* DOCUMENT PASSAGE
They’re so small you might not notice them. Sitting side by side on a white wall in Brisbane’s Gallery of Modern Art are panels of photographs cut out of magazines. One shows graphic porn. The other, the death camps.

They are part of Gerhard Richter’s magnum opus Atlas, a collection of some 800 images taken from 1962 onwards – carefully placed together in sets like an old-world Instagram – roughly half of which line a cavernous room in GOMA

That Richter became the world’s most expensive living painter in 2015, following the sale of his work Abstraktes Bild for £30.4 million, only adds to the jolt of seeing such a casual marriage of giddy sex and its nemesis, obliteration.

And yet death and life resonate throughout the artist’s first major survey in Australia, Gerhard Richter: The Life of Images. There’s the luminous, brilliant power of flesh in his nudes and the verdant green landscapes of Germany. Pitted against these are eerie depictions of skulls, fighter planes hurtling through the sky, and, of course, the Holocaust.


Richter, now 85, grew up playing in the forests of East Germany near Dresden as the country waged war under Hitler. As a teenager, after the Nazis had been toppled, he worked as a poster artist slogging out slogans for socialism and, more creatively, in a theatre illustrating scenery. In 1961 he decamped to West Berlin, months before the Berlin Wall shut off relations entirely. Since then Richter, who was trained in realist painting, has refused to be typecast, dabbling in and mastering everything from abstraction to portraiture to landscape.

‘He’s hard-working,’ says curator Rosemary Hawker, as she gives a tour of the exhibition. ‘He arrives at the studio with a coffee flask and sandwich, while everyone else would arrive at midday hung over from the day before. He never stands still: he continues to produce. There’s no sense of what he’s going to do next.’ That remains true of some of his most challenging work, in particular on the Holocaust. For most of his life Richter had shied away from the subject, feeling it too overwhelming, the grief and savagery too immense.

Dataset rows

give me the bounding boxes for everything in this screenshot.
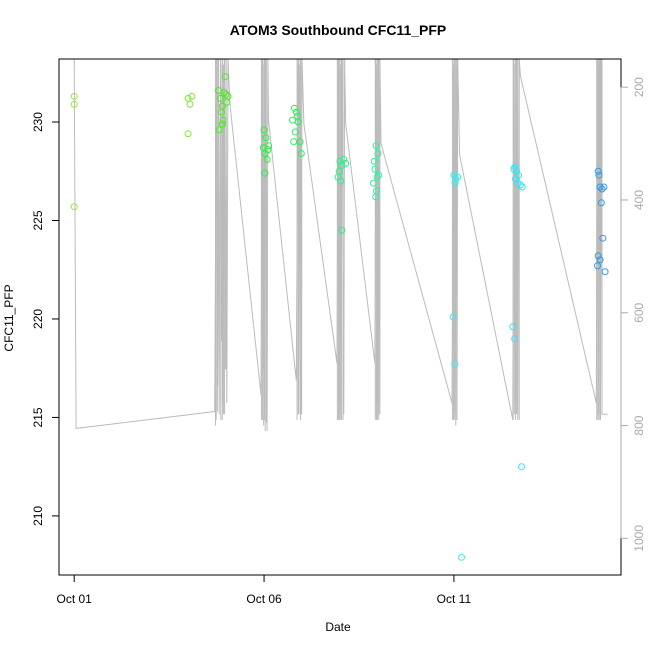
data-point-34 <box>297 150 305 157</box>
right-tick-label-4: 1000 <box>632 525 646 552</box>
data-point-56 <box>451 179 459 187</box>
data-point-6 <box>184 130 192 138</box>
data-point-24 <box>263 155 271 163</box>
data-point-57 <box>449 313 457 321</box>
right-tick-label-3: 800 <box>632 415 646 435</box>
data-point-43 <box>338 226 346 234</box>
data-point-68 <box>509 323 517 331</box>
y-axis-right: 200 400 600 800 1000 <box>620 77 646 552</box>
data-point-31 <box>291 128 299 136</box>
x-tick-label-0: Oct 01 <box>57 592 93 606</box>
data-point-18 <box>218 120 226 128</box>
data-point-39 <box>340 155 348 163</box>
data-point-52 <box>372 193 380 201</box>
x-axis: Oct 01 Oct 06 Oct 11 <box>57 574 472 606</box>
data-point-59 <box>458 553 465 561</box>
data-point-77 <box>599 234 607 242</box>
data-point-63 <box>511 175 519 183</box>
data-point-4 <box>186 100 194 108</box>
data-point-44 <box>370 157 378 165</box>
y-tick-label-1: 215 <box>31 407 45 427</box>
data-point-0 <box>70 92 78 100</box>
data-point-26 <box>265 142 273 150</box>
data-point-12 <box>219 116 227 124</box>
data-point-33 <box>290 138 298 146</box>
data-point-50 <box>375 171 383 179</box>
y-axis-label: CFC11_PFP <box>2 284 16 351</box>
data-point-5 <box>188 92 196 100</box>
data-point-79 <box>596 256 604 264</box>
chart-title: ATOM3 Southbound CFC11_PFP <box>230 22 447 38</box>
x-axis-label: Date <box>325 620 351 634</box>
data-point-72 <box>595 171 603 179</box>
altitude-path-layer <box>73 59 608 432</box>
data-point-70 <box>518 463 525 471</box>
data-point-37 <box>338 161 346 169</box>
data-point-67 <box>510 165 518 173</box>
data-point-10 <box>220 89 228 96</box>
right-tick-label-1: 400 <box>632 190 646 210</box>
data-point-2 <box>70 203 78 211</box>
data-point-17 <box>224 92 232 100</box>
x-tick-label-2: Oct 11 <box>437 592 472 606</box>
data-point-53 <box>450 171 458 179</box>
data-point-80 <box>594 262 601 270</box>
y-tick-label-2: 220 <box>31 309 45 329</box>
data-point-14 <box>222 91 230 98</box>
data-point-71 <box>594 167 602 175</box>
data-point-35 <box>294 112 301 120</box>
data-point-58 <box>451 360 459 368</box>
data-point-8 <box>216 94 224 102</box>
data-point-1 <box>70 100 78 108</box>
data-point-28 <box>292 108 300 116</box>
data-point-46 <box>374 150 382 157</box>
data-points-layer <box>70 73 609 561</box>
data-point-48 <box>373 173 381 181</box>
data-point-45 <box>372 142 380 150</box>
data-point-55 <box>454 173 462 181</box>
data-point-66 <box>518 183 526 191</box>
y-tick-label-0: 210 <box>31 506 45 526</box>
right-tick-label-2: 600 <box>632 302 646 322</box>
data-point-27 <box>290 104 298 112</box>
x-tick-label-1: Oct 06 <box>246 592 282 606</box>
data-point-16 <box>221 73 229 81</box>
data-point-41 <box>337 177 345 185</box>
y-axis-left: 210 215 220 225 230 <box>31 112 59 526</box>
data-point-81 <box>601 268 609 276</box>
data-point-65 <box>516 181 524 189</box>
y-tick-label-4: 230 <box>31 112 45 132</box>
data-point-75 <box>600 183 608 191</box>
y-tick-label-3: 225 <box>31 210 45 230</box>
data-point-69 <box>511 335 519 343</box>
data-point-13 <box>215 126 223 134</box>
data-point-11 <box>218 108 225 116</box>
data-point-74 <box>598 185 606 193</box>
data-point-25 <box>261 169 269 177</box>
data-point-76 <box>597 199 605 207</box>
data-point-54 <box>452 175 460 183</box>
data-point-47 <box>371 165 379 173</box>
data-point-73 <box>596 183 604 191</box>
right-tick-label-0: 200 <box>632 77 646 97</box>
data-point-78 <box>594 252 602 260</box>
data-point-42 <box>342 159 350 167</box>
data-point-20 <box>262 134 270 142</box>
data-point-49 <box>369 179 377 187</box>
data-point-19 <box>260 126 268 134</box>
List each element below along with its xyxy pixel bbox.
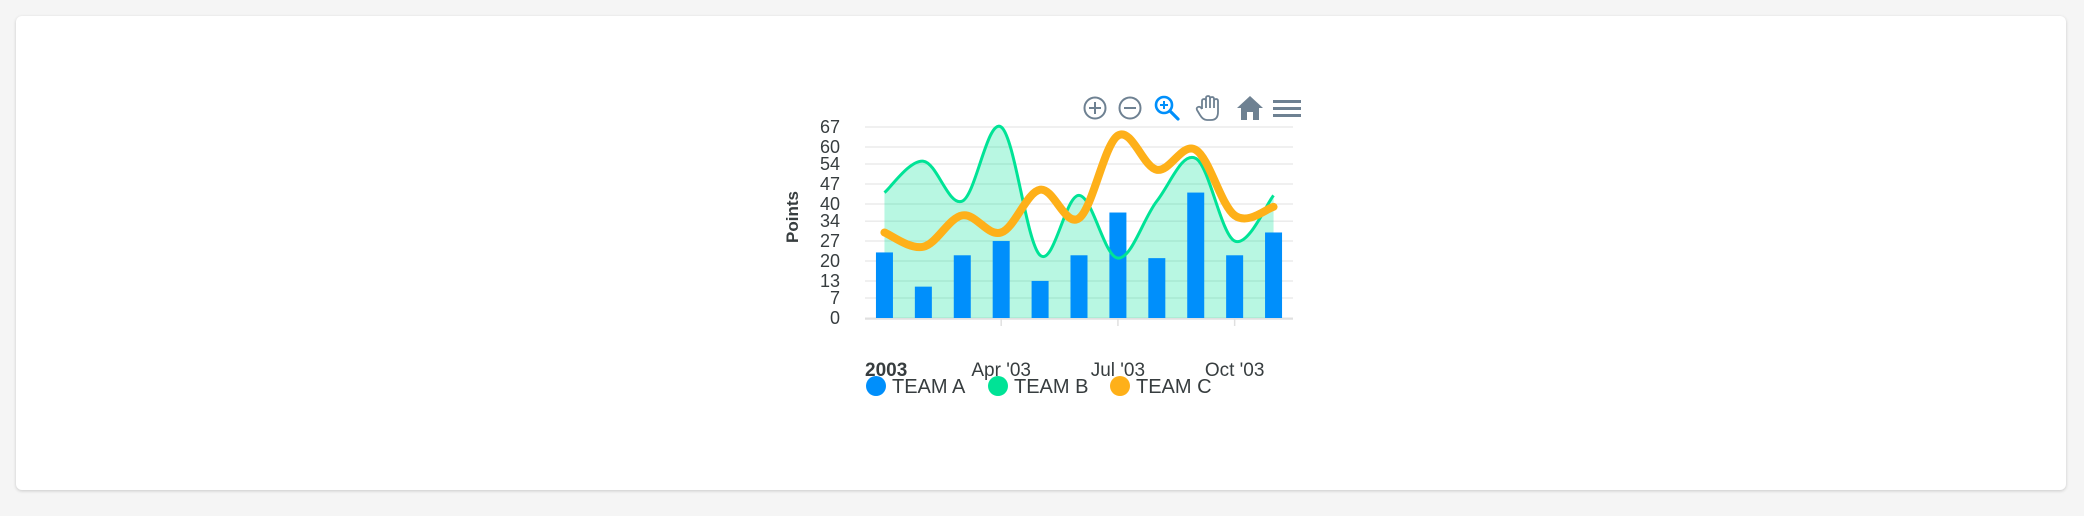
team-b-line: [883, 124, 1275, 260]
y-tick-label: 67: [820, 117, 840, 137]
y-tick-label: 60: [820, 137, 840, 157]
team-lines: [880, 124, 1278, 260]
team-c-line: [880, 130, 1278, 252]
team-a-bar: [1226, 255, 1244, 318]
pan-hand-icon[interactable]: [1193, 93, 1223, 123]
legend-marker-team-a: [866, 376, 886, 396]
zoom-in-icon[interactable]: [1080, 93, 1110, 123]
y-tick-label: 7: [830, 288, 840, 308]
team-a-bar: [1187, 192, 1205, 318]
team-a-bar: [875, 252, 893, 318]
y-tick-label: 27: [820, 231, 840, 251]
chart-card: 0 7 13 20 27 34 40 47 54 60 67 2003 Apr '03 Jul '03 O…: [16, 16, 2066, 490]
legend-marker-team-c: [1110, 376, 1130, 396]
team-a-bars: [875, 192, 1283, 318]
team-a-bar: [1265, 232, 1283, 318]
chart-toolbar: [1080, 92, 1303, 123]
legend-item-team-c[interactable]: TEAM C: [1110, 376, 1212, 398]
y-axis-title: Points: [783, 191, 802, 243]
legend-label-team-a: TEAM A: [892, 376, 966, 398]
x-axis-ticks: 2003 Apr '03 Jul '03 Oct '03: [865, 319, 1264, 381]
y-tick-label: 54: [820, 154, 840, 174]
y-tick-label: 0: [830, 308, 840, 328]
team-a-bar: [1070, 255, 1088, 318]
menu-icon[interactable]: [1270, 97, 1303, 119]
legend: TEAM A TEAM B TEAM C: [866, 376, 1212, 398]
team-a-bar: [992, 241, 1010, 318]
y-tick-label: 40: [820, 194, 840, 214]
x-tick-label: Oct '03: [1205, 360, 1265, 381]
team-a-bar: [1109, 212, 1127, 318]
y-tick-label: 13: [820, 271, 840, 291]
legend-marker-team-b: [988, 376, 1008, 396]
y-tick-label: 34: [820, 211, 840, 231]
legend-item-team-a[interactable]: TEAM A: [866, 376, 966, 398]
selection-zoom-icon[interactable]: [1151, 92, 1181, 122]
legend-item-team-b[interactable]: TEAM B: [988, 376, 1088, 398]
team-a-bar: [1148, 258, 1166, 318]
x-tick-label: Apr '03: [971, 360, 1031, 381]
zoom-out-icon[interactable]: [1115, 93, 1145, 123]
x-tick-label: 2003: [865, 360, 907, 381]
team-a-bar: [953, 255, 971, 318]
y-tick-label: 20: [820, 251, 840, 271]
y-tick-label: 47: [820, 174, 840, 194]
team-a-bar: [914, 286, 932, 318]
team-a-bar: [1031, 280, 1049, 318]
home-icon[interactable]: [1234, 93, 1266, 123]
x-tick-label: Jul '03: [1091, 360, 1145, 381]
legend-label-team-b: TEAM B: [1014, 376, 1088, 398]
legend-label-team-c: TEAM C: [1136, 376, 1212, 398]
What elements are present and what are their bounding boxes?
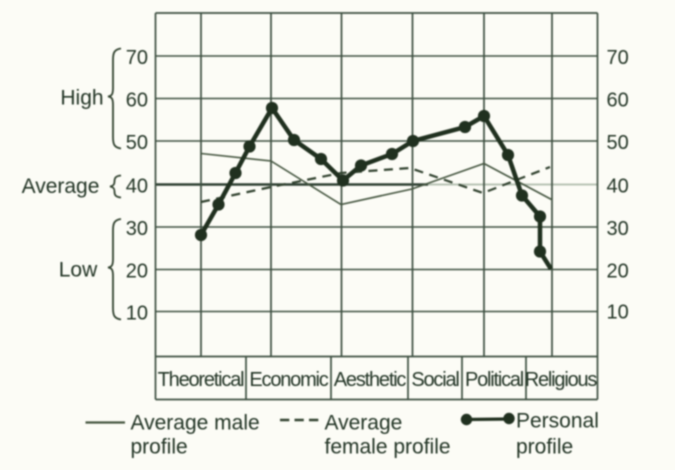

* TASKS TO PERFORM
1) Answer these questions about the Gerhard Richter article:
(a) In what year did Richter become the world's most expensive living painter?
(b) Where did Richter move in 1961?
(c) What is the name of the curator who gives a tour of the exhibition?
2) In the entries, update the lines from the line with "data-point-34 <box>297 150 305 157</box>" to the line with "data-point-70 <box>518 463 525 471</box>" by replacing "CFC11_PFP" with "CFC12_PFP" and leaving everything else unchanged. Output only those lines.

* THE REPLIES
1)
(a) 2015
(b) West Berlin
(c) Rosemary Hawker

2)
data-point-34 <box>297 150 305 157</box>
right-tick-label-4: 1000 <box>632 525 646 552</box>
data-point-56 <box>451 179 459 187</box>
data-point-6 <box>184 130 192 138</box>
data-point-24 <box>263 155 271 163</box>
data-point-57 <box>449 313 457 321</box>
right-tick-label-3: 800 <box>632 415 646 435</box>
data-point-43 <box>338 226 346 234</box>
data-point-68 <box>509 323 517 331</box>
y-axis-right: 200 400 600 800 1000 <box>620 77 646 552</box>
data-point-31 <box>291 128 299 136</box>
x-tick-label-0: Oct 01 <box>57 592 93 606</box>
data-point-18 <box>218 120 226 128</box>
data-point-39 <box>340 155 348 163</box>
data-point-52 <box>372 193 380 201</box>
x-axis: Oct 01 Oct 06 Oct 11 <box>57 574 472 606</box>
data-point-59 <box>458 553 465 561</box>
data-point-77 <box>599 234 607 242</box>
data-point-63 <box>511 175 519 183</box>
data-point-4 <box>186 100 194 108</box>
data-point-44 <box>370 157 378 165</box>
y-tick-label-1: 215 <box>31 407 45 427</box>
data-point-0 <box>70 92 78 100</box>
data-point-26 <box>265 142 273 150</box>
data-point-12 <box>219 116 227 124</box>
data-point-33 <box>290 138 298 146</box>
data-point-50 <box>375 171 383 179</box>
y-axis-label: CFC12_PFP <box>2 284 16 351</box>
data-point-5 <box>188 92 196 100</box>
data-point-79 <box>596 256 604 264</box>
chart-title: ATOM3 Southbound CFC12_PFP <box>230 22 447 38</box>
x-axis-label: Date <box>325 620 351 634</box>
data-point-72 <box>595 171 603 179</box>
altitude-path-layer <box>73 59 608 432</box>
data-point-70 <box>518 463 525 471</box>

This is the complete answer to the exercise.